[Stored data]
• • • • • • •
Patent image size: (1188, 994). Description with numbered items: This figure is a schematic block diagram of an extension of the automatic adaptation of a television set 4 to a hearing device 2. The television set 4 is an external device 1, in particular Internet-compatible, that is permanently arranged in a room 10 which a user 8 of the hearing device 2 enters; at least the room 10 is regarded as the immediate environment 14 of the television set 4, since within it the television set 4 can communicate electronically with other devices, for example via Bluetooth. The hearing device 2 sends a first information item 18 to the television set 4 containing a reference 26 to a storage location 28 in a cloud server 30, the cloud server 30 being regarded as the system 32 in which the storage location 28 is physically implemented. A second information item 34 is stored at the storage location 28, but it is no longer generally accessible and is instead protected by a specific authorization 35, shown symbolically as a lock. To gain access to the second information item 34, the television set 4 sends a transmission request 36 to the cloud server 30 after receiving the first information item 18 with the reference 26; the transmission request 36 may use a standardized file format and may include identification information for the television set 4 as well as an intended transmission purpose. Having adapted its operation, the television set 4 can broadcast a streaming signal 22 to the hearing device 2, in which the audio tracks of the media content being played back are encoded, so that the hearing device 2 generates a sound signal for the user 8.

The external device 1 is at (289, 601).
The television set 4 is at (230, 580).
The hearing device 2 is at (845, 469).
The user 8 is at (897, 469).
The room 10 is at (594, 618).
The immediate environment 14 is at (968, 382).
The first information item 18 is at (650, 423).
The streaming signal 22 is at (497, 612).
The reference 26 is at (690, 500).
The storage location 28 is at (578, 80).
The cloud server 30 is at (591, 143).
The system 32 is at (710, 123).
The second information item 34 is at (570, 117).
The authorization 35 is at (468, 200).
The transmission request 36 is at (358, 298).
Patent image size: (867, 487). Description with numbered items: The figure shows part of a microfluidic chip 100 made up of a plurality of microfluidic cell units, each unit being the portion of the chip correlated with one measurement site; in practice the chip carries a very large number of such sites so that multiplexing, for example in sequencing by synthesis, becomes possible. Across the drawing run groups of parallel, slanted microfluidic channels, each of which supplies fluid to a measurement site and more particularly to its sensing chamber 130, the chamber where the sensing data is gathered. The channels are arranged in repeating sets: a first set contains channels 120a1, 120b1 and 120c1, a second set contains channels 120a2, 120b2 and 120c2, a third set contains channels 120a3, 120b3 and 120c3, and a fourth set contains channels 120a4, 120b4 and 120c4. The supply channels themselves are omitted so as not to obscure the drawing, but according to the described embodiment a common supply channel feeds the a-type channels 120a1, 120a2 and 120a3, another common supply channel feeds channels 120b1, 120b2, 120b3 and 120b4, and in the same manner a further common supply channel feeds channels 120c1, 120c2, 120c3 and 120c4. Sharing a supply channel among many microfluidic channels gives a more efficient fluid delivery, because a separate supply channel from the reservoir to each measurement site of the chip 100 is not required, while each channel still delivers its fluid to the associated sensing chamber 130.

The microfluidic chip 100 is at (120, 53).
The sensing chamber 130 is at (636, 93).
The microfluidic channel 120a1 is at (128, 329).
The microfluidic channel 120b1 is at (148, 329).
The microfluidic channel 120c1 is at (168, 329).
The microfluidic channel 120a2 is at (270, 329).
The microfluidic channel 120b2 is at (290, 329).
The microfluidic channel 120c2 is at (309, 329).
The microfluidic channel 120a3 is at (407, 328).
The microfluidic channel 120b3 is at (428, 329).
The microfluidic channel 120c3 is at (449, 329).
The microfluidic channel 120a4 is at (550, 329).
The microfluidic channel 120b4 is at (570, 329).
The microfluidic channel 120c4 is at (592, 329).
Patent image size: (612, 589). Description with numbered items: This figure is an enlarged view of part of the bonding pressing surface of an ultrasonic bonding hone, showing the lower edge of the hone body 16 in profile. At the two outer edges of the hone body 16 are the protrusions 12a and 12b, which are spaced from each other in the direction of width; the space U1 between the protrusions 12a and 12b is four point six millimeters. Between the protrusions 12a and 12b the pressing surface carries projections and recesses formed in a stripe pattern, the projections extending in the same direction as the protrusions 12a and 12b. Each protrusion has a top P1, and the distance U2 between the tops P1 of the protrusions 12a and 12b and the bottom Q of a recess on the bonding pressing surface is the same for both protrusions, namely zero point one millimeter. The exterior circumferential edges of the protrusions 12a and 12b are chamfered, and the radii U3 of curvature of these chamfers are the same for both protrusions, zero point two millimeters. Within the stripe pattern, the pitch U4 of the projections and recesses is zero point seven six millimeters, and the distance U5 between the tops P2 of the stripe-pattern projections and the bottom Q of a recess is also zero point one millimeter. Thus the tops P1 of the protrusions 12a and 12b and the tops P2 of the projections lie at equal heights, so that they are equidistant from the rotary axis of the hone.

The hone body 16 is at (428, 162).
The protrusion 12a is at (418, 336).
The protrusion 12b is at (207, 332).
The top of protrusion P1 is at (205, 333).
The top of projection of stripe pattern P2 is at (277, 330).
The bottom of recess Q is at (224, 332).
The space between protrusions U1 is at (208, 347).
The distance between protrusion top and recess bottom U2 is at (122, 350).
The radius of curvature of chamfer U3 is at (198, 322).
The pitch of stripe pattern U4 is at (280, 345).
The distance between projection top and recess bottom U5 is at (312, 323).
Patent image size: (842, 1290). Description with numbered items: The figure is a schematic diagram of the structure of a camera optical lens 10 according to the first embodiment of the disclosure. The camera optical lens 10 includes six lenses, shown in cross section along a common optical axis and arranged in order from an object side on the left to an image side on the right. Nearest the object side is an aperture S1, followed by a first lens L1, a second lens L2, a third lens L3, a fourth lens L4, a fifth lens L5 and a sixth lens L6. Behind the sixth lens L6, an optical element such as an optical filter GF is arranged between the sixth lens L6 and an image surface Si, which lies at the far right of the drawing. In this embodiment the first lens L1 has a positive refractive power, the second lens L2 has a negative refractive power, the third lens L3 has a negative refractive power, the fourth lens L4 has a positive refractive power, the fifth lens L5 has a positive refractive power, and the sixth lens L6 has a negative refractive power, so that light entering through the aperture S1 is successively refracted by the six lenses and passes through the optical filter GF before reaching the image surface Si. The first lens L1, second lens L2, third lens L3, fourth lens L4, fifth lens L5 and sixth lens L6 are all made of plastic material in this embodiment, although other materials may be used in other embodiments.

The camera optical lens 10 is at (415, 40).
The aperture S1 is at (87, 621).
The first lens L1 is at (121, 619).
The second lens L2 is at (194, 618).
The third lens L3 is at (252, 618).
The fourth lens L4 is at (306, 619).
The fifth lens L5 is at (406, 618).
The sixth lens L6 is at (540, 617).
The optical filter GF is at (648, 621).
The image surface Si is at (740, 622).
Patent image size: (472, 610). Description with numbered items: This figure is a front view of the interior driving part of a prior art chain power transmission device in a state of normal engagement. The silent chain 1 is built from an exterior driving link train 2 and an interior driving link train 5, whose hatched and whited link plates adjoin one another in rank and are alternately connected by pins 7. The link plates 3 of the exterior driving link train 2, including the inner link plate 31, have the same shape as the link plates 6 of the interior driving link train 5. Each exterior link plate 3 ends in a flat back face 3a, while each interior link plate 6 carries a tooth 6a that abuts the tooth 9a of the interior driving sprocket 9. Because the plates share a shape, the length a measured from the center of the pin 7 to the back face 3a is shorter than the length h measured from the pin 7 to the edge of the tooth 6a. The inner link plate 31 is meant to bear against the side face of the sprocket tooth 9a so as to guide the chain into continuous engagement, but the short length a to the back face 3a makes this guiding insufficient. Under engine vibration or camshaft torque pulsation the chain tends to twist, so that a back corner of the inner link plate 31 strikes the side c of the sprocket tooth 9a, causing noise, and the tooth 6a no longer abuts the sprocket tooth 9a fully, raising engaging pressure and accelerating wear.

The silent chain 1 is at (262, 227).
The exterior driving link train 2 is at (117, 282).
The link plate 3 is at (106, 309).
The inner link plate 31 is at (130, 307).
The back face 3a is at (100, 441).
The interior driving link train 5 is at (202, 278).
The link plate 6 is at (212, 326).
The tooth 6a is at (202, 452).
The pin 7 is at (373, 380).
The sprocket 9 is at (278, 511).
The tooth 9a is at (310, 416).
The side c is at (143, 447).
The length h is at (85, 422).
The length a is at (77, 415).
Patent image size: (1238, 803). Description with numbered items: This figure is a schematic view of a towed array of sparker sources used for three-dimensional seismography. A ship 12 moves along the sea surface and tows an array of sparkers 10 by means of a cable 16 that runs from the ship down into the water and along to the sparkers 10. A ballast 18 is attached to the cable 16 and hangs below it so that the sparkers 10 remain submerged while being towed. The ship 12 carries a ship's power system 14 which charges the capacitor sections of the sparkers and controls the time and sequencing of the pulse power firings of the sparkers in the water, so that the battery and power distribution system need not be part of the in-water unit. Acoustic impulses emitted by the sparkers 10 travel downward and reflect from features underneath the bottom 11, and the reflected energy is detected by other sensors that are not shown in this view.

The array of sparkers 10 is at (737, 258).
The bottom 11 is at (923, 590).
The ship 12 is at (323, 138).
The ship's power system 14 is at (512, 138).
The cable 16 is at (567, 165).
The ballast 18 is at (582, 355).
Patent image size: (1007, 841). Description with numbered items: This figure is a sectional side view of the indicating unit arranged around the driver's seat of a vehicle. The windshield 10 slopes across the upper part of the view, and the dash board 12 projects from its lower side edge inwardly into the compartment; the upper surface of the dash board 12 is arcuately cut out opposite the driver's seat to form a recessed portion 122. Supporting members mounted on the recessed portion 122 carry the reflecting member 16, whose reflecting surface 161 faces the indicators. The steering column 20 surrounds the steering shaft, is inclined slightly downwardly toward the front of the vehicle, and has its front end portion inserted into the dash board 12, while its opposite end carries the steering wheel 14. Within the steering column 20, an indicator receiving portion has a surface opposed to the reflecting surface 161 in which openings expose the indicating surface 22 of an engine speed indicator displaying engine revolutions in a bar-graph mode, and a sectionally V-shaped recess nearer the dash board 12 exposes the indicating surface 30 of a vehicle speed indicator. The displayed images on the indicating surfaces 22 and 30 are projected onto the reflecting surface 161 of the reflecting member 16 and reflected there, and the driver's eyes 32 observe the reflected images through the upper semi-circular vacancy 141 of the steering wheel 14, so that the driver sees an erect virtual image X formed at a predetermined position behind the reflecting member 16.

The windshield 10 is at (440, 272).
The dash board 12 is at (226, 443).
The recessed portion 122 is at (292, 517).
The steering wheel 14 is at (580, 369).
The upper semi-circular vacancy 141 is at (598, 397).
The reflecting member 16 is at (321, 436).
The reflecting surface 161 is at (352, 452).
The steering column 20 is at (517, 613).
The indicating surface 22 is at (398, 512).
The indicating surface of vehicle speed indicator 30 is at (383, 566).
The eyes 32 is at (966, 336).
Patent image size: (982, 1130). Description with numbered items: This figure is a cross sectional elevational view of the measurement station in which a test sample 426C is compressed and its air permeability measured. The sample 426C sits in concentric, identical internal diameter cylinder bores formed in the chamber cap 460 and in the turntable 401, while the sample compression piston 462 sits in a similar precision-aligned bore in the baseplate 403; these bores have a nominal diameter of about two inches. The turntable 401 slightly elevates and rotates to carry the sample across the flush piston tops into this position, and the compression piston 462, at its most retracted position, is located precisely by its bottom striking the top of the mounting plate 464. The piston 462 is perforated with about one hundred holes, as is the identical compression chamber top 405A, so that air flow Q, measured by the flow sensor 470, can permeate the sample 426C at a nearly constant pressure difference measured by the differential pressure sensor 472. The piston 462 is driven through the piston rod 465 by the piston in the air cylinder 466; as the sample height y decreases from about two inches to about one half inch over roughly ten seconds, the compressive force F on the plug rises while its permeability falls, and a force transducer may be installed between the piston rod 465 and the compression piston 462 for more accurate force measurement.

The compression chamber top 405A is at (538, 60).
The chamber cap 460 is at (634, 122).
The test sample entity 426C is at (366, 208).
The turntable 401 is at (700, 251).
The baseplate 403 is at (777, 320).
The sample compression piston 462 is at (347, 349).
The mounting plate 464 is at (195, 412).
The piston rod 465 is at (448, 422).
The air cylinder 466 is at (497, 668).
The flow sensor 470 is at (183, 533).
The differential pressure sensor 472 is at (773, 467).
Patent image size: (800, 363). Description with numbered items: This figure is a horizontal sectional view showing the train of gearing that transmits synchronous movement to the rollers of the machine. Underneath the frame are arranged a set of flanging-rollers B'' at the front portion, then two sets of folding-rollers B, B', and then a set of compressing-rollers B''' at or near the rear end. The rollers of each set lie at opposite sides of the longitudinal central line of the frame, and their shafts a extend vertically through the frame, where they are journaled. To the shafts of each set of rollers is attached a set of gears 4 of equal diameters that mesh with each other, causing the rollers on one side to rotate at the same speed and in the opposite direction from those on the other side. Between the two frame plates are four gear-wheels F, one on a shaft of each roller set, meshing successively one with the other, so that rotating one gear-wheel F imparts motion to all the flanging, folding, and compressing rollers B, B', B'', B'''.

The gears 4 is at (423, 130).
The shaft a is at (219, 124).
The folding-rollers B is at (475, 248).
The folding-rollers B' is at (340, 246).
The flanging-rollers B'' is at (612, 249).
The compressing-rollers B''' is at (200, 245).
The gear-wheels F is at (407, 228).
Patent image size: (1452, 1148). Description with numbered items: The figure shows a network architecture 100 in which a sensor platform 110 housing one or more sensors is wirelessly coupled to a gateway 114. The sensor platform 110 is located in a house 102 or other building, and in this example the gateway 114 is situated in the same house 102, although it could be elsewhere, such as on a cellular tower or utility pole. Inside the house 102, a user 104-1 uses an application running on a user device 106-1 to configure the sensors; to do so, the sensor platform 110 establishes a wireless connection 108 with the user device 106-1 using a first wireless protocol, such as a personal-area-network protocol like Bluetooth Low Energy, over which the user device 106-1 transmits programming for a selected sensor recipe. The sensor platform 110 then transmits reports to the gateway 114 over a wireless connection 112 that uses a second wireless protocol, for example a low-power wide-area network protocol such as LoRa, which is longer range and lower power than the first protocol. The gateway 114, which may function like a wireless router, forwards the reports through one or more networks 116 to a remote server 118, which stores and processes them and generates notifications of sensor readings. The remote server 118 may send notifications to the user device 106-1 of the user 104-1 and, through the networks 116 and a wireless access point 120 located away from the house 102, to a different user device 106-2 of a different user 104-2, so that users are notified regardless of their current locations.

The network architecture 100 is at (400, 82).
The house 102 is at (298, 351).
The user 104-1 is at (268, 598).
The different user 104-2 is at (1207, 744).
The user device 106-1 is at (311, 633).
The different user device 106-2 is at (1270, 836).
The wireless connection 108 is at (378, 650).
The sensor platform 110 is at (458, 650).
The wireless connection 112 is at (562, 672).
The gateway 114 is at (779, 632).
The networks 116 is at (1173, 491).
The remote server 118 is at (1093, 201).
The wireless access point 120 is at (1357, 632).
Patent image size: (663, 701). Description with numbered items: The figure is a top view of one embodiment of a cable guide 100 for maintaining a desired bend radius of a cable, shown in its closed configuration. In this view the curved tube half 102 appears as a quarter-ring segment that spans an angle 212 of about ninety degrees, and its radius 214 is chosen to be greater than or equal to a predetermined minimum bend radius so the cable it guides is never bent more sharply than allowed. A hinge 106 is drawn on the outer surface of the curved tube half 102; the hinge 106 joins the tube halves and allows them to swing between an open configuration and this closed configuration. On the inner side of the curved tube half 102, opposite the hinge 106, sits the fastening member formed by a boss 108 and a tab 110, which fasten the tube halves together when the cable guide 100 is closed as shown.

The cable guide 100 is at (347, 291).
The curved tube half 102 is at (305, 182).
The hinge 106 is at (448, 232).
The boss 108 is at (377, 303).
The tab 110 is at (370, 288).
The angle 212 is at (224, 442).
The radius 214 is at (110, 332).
• • • • • • •
• **Aim**:
Convert the material, starting at the line that contains "Patent image size: (663, 701)." and ending at the last line of the material, into a Markdown table with the columns "Row" and "Line", leaving out blank lines.

• **Output**:
| Row | Line |
|---|---|
| 1 | Patent image size: (663, 701). Description with numbered items: The figure is a top view of one embodiment of a cable guide 100 for maintaining a desired bend radius of a cable, shown in its closed configuration. In this view the curved tube half 102 appears as a quarter-ring segment that spans an angle 212 of about ninety degrees, and its radius 214 is chosen to be greater than or equal to a predetermined minimum bend radius so the cable it guides is never bent more sharply than allowed. A hinge 106 is drawn on the outer surface of the curved tube half 102; the hinge 106 joins the tube halves and allows them to swing between an open configuration and this closed configuration. On the inner side of the curved tube half 102, opposite the hinge 106, sits the fastening member formed by a boss 108 and a tab 110, which fasten the tube halves together when the cable guide 100 is closed as shown. |
| 2 | The cable guide 100 is at (347, 291). |
| 3 | The curved tube half 102 is at (305, 182). |
| 4 | The hinge 106 is at (448, 232). |
| 5 | The boss 108 is at (377, 303). |
| 6 | The tab 110 is at (370, 288). |
| 7 | The angle 212 is at (224, 442). |
| 8 | The radius 214 is at (110, 332). |